Go through the entries below and pick out every line with "this".

## Listed entries
------------------------------------------------------------------------

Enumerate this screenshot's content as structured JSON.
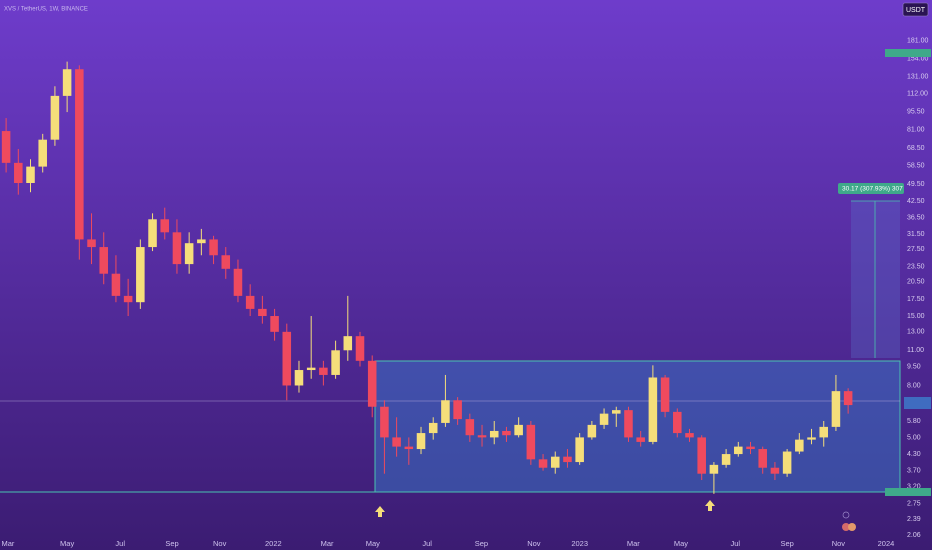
{
  "chart_data": {
    "type": "candlestick",
    "title": "XVS / TetherUS, 1W, BINANCE",
    "currency": "USDT",
    "log_scale": true,
    "grid": false,
    "up_color": "#f5de7a",
    "down_color": "#ef4a5e",
    "position_label": "30.17 (307.93%) 307",
    "xlim": [
      0,
      73.75
    ],
    "xticks": [
      {
        "value": 0.65,
        "label": "Mar"
      },
      {
        "value": 5.5,
        "label": "May"
      },
      {
        "value": 9.85,
        "label": "Jul"
      },
      {
        "value": 14.1,
        "label": "Sep"
      },
      {
        "value": 18,
        "label": "Nov"
      },
      {
        "value": 22.4,
        "label": "2022"
      },
      {
        "value": 26.8,
        "label": "Mar"
      },
      {
        "value": 30.55,
        "label": "May"
      },
      {
        "value": 35,
        "label": "Jul"
      },
      {
        "value": 39.45,
        "label": "Sep"
      },
      {
        "value": 43.75,
        "label": "Nov"
      },
      {
        "value": 47.5,
        "label": "2023"
      },
      {
        "value": 51.9,
        "label": "Mar"
      },
      {
        "value": 55.8,
        "label": "May"
      },
      {
        "value": 60.25,
        "label": "Jul"
      },
      {
        "value": 64.5,
        "label": "Sep"
      },
      {
        "value": 68.7,
        "label": "Nov"
      },
      {
        "value": 72.6,
        "label": "2024"
      }
    ],
    "ylim": [
      2.03,
      262
    ],
    "yticks": [
      2.06,
      2.39,
      2.75,
      {
        "value": 3.2,
        "label": "3.20"
      },
      {
        "value": 3.7,
        "label": "3.70"
      },
      {
        "value": 4.3,
        "label": "4.30"
      },
      {
        "value": 5,
        "label": "5.00"
      },
      {
        "value": 5.8,
        "label": "5.80"
      },
      {
        "value": 6.8,
        "label": "6.80"
      },
      {
        "value": 8,
        "label": "8.00"
      },
      {
        "value": 9.5,
        "label": "9.50"
      },
      {
        "value": 11,
        "label": "11.00"
      },
      {
        "value": 13,
        "label": "13.00"
      },
      {
        "value": 15,
        "label": "15.00"
      },
      {
        "value": 17.5,
        "label": "17.50"
      },
      {
        "value": 20.5,
        "label": "20.50"
      },
      {
        "value": 23.5,
        "label": "23.50"
      },
      {
        "value": 27.5,
        "label": "27.50"
      },
      {
        "value": 31.5,
        "label": "31.50"
      },
      {
        "value": 36.5,
        "label": "36.50"
      },
      {
        "value": 42.5,
        "label": "42.50"
      },
      {
        "value": 49.5,
        "label": "49.50"
      },
      {
        "value": 58.5,
        "label": "58.50"
      },
      {
        "value": 68.5,
        "label": "68.50"
      },
      {
        "value": 81,
        "label": "81.00"
      },
      {
        "value": 95.5,
        "label": "95.50"
      },
      {
        "value": 112,
        "label": "112.00"
      },
      {
        "value": 131,
        "label": "131.00"
      },
      {
        "value": 154,
        "label": "154.00"
      },
      {
        "value": 181,
        "label": "181.00"
      }
    ],
    "candles": [
      [
        80,
        90,
        55,
        60
      ],
      [
        60,
        68,
        45,
        50
      ],
      [
        50,
        62,
        46,
        58
      ],
      [
        58,
        78,
        55,
        74
      ],
      [
        74,
        120,
        70,
        110
      ],
      [
        110,
        150,
        95,
        140
      ],
      [
        140,
        145,
        25,
        30
      ],
      [
        30,
        38,
        24,
        28
      ],
      [
        28,
        32,
        20,
        22
      ],
      [
        22,
        26,
        17,
        18
      ],
      [
        18,
        21,
        15,
        17
      ],
      [
        17,
        30,
        16,
        28
      ],
      [
        28,
        38,
        27,
        36
      ],
      [
        36,
        40,
        30,
        32
      ],
      [
        32,
        36,
        22,
        24
      ],
      [
        24,
        32,
        22,
        29
      ],
      [
        29,
        33,
        26,
        30
      ],
      [
        30,
        31,
        24,
        26
      ],
      [
        26,
        28,
        21,
        23
      ],
      [
        23,
        25,
        17,
        18
      ],
      [
        18,
        20,
        15,
        16
      ],
      [
        16,
        18,
        14,
        15
      ],
      [
        15,
        16,
        12,
        13
      ],
      [
        13,
        14,
        7,
        8
      ],
      [
        8,
        10,
        7.5,
        9.2
      ],
      [
        9.2,
        15,
        8.5,
        9.4
      ],
      [
        9.4,
        10,
        8,
        8.8
      ],
      [
        8.8,
        12,
        8.5,
        11
      ],
      [
        11,
        18,
        10,
        12.5
      ],
      [
        12.5,
        13,
        9.5,
        10
      ],
      [
        10,
        10.5,
        6,
        6.6
      ],
      [
        6.6,
        7,
        3.6,
        5.0
      ],
      [
        5.0,
        6,
        4.2,
        4.6
      ],
      [
        4.6,
        5,
        3.9,
        4.5
      ],
      [
        4.5,
        5.5,
        4.3,
        5.2
      ],
      [
        5.2,
        6,
        4.9,
        5.7
      ],
      [
        5.7,
        8.8,
        5.5,
        7.0
      ],
      [
        7.0,
        7.2,
        5.6,
        5.9
      ],
      [
        5.9,
        6.2,
        4.8,
        5.1
      ],
      [
        5.1,
        5.6,
        4.6,
        5.0
      ],
      [
        5.0,
        5.8,
        4.7,
        5.3
      ],
      [
        5.3,
        5.5,
        4.8,
        5.1
      ],
      [
        5.1,
        6,
        5,
        5.6
      ],
      [
        5.6,
        5.8,
        3.9,
        4.1
      ],
      [
        4.1,
        4.3,
        3.7,
        3.8
      ],
      [
        3.8,
        4.4,
        3.6,
        4.2
      ],
      [
        4.2,
        4.5,
        3.8,
        4.0
      ],
      [
        4.0,
        5.2,
        3.9,
        5.0
      ],
      [
        5.0,
        5.8,
        4.9,
        5.6
      ],
      [
        5.6,
        6.5,
        5.4,
        6.2
      ],
      [
        6.2,
        6.6,
        5.5,
        6.4
      ],
      [
        6.4,
        6.6,
        4.8,
        5.0
      ],
      [
        5.0,
        5.3,
        4.6,
        4.8
      ],
      [
        4.8,
        9.6,
        4.7,
        8.6
      ],
      [
        8.6,
        8.8,
        6.0,
        6.3
      ],
      [
        6.3,
        6.5,
        5.0,
        5.2
      ],
      [
        5.2,
        5.4,
        4.8,
        5.0
      ],
      [
        5.0,
        5.1,
        3.4,
        3.6
      ],
      [
        3.6,
        4.0,
        3.0,
        3.9
      ],
      [
        3.9,
        4.5,
        3.8,
        4.3
      ],
      [
        4.3,
        4.8,
        4.2,
        4.6
      ],
      [
        4.6,
        4.8,
        4.3,
        4.5
      ],
      [
        4.5,
        4.6,
        3.6,
        3.8
      ],
      [
        3.8,
        4.0,
        3.4,
        3.6
      ],
      [
        3.6,
        4.5,
        3.5,
        4.4
      ],
      [
        4.4,
        5.2,
        4.3,
        4.9
      ],
      [
        4.9,
        5.4,
        4.7,
        5.0
      ],
      [
        5.0,
        5.8,
        4.6,
        5.5
      ],
      [
        5.5,
        8.8,
        5.3,
        7.6
      ],
      [
        7.6,
        7.8,
        6.2,
        6.7
      ]
    ]
  }
}
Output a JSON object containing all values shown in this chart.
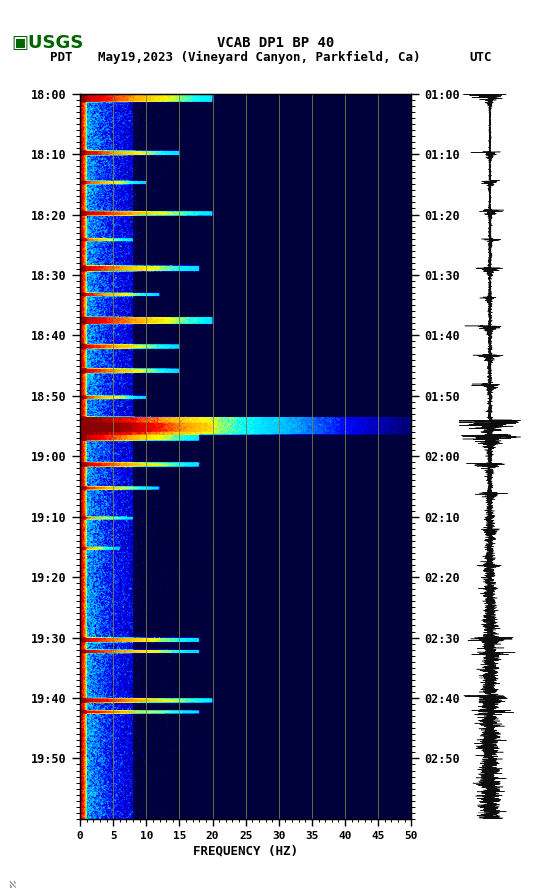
{
  "title_line1": "VCAB DP1 BP 40",
  "title_line2_left": "PDT",
  "title_line2_mid": "May19,2023 (Vineyard Canyon, Parkfield, Ca)",
  "title_line2_right": "UTC",
  "ylabel_left_times": [
    "18:00",
    "18:10",
    "18:20",
    "18:30",
    "18:40",
    "18:50",
    "19:00",
    "19:10",
    "19:20",
    "19:30",
    "19:40",
    "19:50"
  ],
  "ylabel_right_times": [
    "01:00",
    "01:10",
    "01:20",
    "01:30",
    "01:40",
    "01:50",
    "02:00",
    "02:10",
    "02:20",
    "02:30",
    "02:40",
    "02:50"
  ],
  "xlabel": "FREQUENCY (HZ)",
  "freq_min": 0,
  "freq_max": 50,
  "freq_ticks": [
    0,
    5,
    10,
    15,
    20,
    25,
    30,
    35,
    40,
    45,
    50
  ],
  "freq_gridlines": [
    5,
    10,
    15,
    20,
    25,
    30,
    35,
    40,
    45
  ],
  "gridline_color": "#808040",
  "fig_bg_color": "#ffffff",
  "n_time": 1200,
  "n_freq": 500,
  "rand_seed": 42
}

------------------------------------------------------------------------

## Task answer
Enumerate this screenshot's content as structured JSON.
Output a JSON object containing all values shown in this chart.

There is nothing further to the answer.